— Goal —
Every record below should be printed exactly as it appears.

— Data lines —
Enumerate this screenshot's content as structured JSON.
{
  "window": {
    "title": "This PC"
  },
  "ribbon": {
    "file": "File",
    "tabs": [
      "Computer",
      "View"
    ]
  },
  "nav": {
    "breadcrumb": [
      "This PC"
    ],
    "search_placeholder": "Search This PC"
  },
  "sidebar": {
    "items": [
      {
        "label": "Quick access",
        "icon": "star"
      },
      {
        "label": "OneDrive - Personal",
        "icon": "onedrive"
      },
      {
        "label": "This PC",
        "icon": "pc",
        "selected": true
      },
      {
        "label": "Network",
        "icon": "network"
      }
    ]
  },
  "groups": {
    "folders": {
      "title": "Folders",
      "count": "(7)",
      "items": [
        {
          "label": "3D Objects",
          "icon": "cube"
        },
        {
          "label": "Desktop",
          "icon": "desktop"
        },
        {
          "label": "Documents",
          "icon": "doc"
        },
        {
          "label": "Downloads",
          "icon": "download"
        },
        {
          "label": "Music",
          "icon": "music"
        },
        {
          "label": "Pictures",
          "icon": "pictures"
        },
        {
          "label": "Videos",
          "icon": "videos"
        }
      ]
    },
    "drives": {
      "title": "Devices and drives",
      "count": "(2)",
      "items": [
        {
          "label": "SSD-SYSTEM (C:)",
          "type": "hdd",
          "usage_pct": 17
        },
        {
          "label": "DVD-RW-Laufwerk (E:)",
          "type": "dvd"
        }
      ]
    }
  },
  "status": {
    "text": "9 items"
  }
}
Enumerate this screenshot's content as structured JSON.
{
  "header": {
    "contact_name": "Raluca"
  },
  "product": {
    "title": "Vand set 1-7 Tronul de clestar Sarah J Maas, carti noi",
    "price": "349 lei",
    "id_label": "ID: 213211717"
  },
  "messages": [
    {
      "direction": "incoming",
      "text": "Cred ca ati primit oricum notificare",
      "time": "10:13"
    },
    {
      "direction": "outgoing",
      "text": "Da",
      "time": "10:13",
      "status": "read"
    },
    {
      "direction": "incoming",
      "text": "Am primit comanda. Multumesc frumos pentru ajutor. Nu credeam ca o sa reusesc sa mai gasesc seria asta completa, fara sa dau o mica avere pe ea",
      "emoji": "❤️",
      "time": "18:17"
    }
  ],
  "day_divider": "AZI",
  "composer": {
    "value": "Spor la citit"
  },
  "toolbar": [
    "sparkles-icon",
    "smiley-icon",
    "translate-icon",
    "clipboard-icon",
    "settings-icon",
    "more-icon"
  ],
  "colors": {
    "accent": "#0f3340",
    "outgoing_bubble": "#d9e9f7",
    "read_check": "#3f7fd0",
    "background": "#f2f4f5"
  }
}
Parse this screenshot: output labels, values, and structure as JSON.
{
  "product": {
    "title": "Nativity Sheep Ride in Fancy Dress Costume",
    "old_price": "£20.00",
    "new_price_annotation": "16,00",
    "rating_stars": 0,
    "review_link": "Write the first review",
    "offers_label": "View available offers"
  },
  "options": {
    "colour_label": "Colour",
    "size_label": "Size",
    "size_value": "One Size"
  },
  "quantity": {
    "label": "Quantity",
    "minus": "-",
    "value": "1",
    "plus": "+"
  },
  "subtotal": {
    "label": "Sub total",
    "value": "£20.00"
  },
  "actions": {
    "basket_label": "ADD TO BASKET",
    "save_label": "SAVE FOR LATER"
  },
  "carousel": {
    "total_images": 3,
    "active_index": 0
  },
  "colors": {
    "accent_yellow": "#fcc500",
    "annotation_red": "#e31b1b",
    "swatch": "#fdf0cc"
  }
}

— Answer to the problem —
Enumerate this screenshot's content as structured JSON.
{
  "window": {
    "title": "This PC"
  },
  "ribbon": {
    "file": "File",
    "tabs": [
      "Computer",
      "View"
    ]
  },
  "nav": {
    "breadcrumb": [
      "This PC"
    ],
    "search_placeholder": "Search This PC"
  },
  "sidebar": {
    "items": [
      {
        "label": "Quick access",
        "icon": "star"
      },
      {
        "label": "OneDrive - Personal",
        "icon": "onedrive"
      },
      {
        "label": "This PC",
        "icon": "pc",
        "selected": true
      },
      {
        "label": "Network",
        "icon": "network"
      }
    ]
  },
  "groups": {
    "folders": {
      "title": "Folders",
      "count": "(7)",
      "items": [
        {
          "label": "3D Objects",
          "icon": "cube"
        },
        {
          "label": "Desktop",
          "icon": "desktop"
        },
        {
          "label": "Documents",
          "icon": "doc"
        },
        {
          "label": "Downloads",
          "icon": "download"
        },
        {
          "label": "Music",
          "icon": "music"
        },
        {
          "label": "Pictures",
          "icon": "pictures"
        },
        {
          "label": "Videos",
          "icon": "videos"
        }
      ]
    },
    "drives": {
      "title": "Devices and drives",
      "count": "(2)",
      "items": [
        {
          "label": "SSD-SYSTEM (C:)",
          "type": "hdd",
          "usage_pct": 17
        },
        {
          "label": "DVD-RW-Laufwerk (E:)",
          "type": "dvd"
        }
      ]
    }
  },
  "status": {
    "text": "9 items"
  }
}
Enumerate this screenshot's content as structured JSON.
{
  "header": {
    "contact_name": "Raluca"
  },
  "product": {
    "title": "Vand set 1-7 Tronul de clestar Sarah J Maas, carti noi",
    "price": "349 lei",
    "id_label": "ID: 213211717"
  },
  "messages": [
    {
      "direction": "incoming",
      "text": "Cred ca ati primit oricum notificare",
      "time": "10:13"
    },
    {
      "direction": "outgoing",
      "text": "Da",
      "time": "10:13",
      "status": "read"
    },
    {
      "direction": "incoming",
      "text": "Am primit comanda. Multumesc frumos pentru ajutor. Nu credeam ca o sa reusesc sa mai gasesc seria asta completa, fara sa dau o mica avere pe ea",
      "emoji": "❤️",
      "time": "18:17"
    }
  ],
  "day_divider": "AZI",
  "composer": {
    "value": "Spor la citit"
  },
  "toolbar": [
    "sparkles-icon",
    "smiley-icon",
    "translate-icon",
    "clipboard-icon",
    "settings-icon",
    "more-icon"
  ],
  "colors": {
    "accent": "#0f3340",
    "outgoing_bubble": "#d9e9f7",
    "read_check": "#3f7fd0",
    "background": "#f2f4f5"
  }
}
Parse this screenshot: output labels, values, and structure as JSON.
{
  "product": {
    "title": "Nativity Sheep Ride in Fancy Dress Costume",
    "old_price": "£20.00",
    "new_price_annotation": "16,00",
    "rating_stars": 0,
    "review_link": "Write the first review",
    "offers_label": "View available offers"
  },
  "options": {
    "colour_label": "Colour",
    "size_label": "Size",
    "size_value": "One Size"
  },
  "quantity": {
    "label": "Quantity",
    "minus": "-",
    "value": "1",
    "plus": "+"
  },
  "subtotal": {
    "label": "Sub total",
    "value": "£20.00"
  },
  "actions": {
    "basket_label": "ADD TO BASKET",
    "save_label": "SAVE FOR LATER"
  },
  "carousel": {
    "total_images": 3,
    "active_index": 0
  },
  "colors": {
    "accent_yellow": "#fcc500",
    "annotation_red": "#e31b1b",
    "swatch": "#fdf0cc"
  }
}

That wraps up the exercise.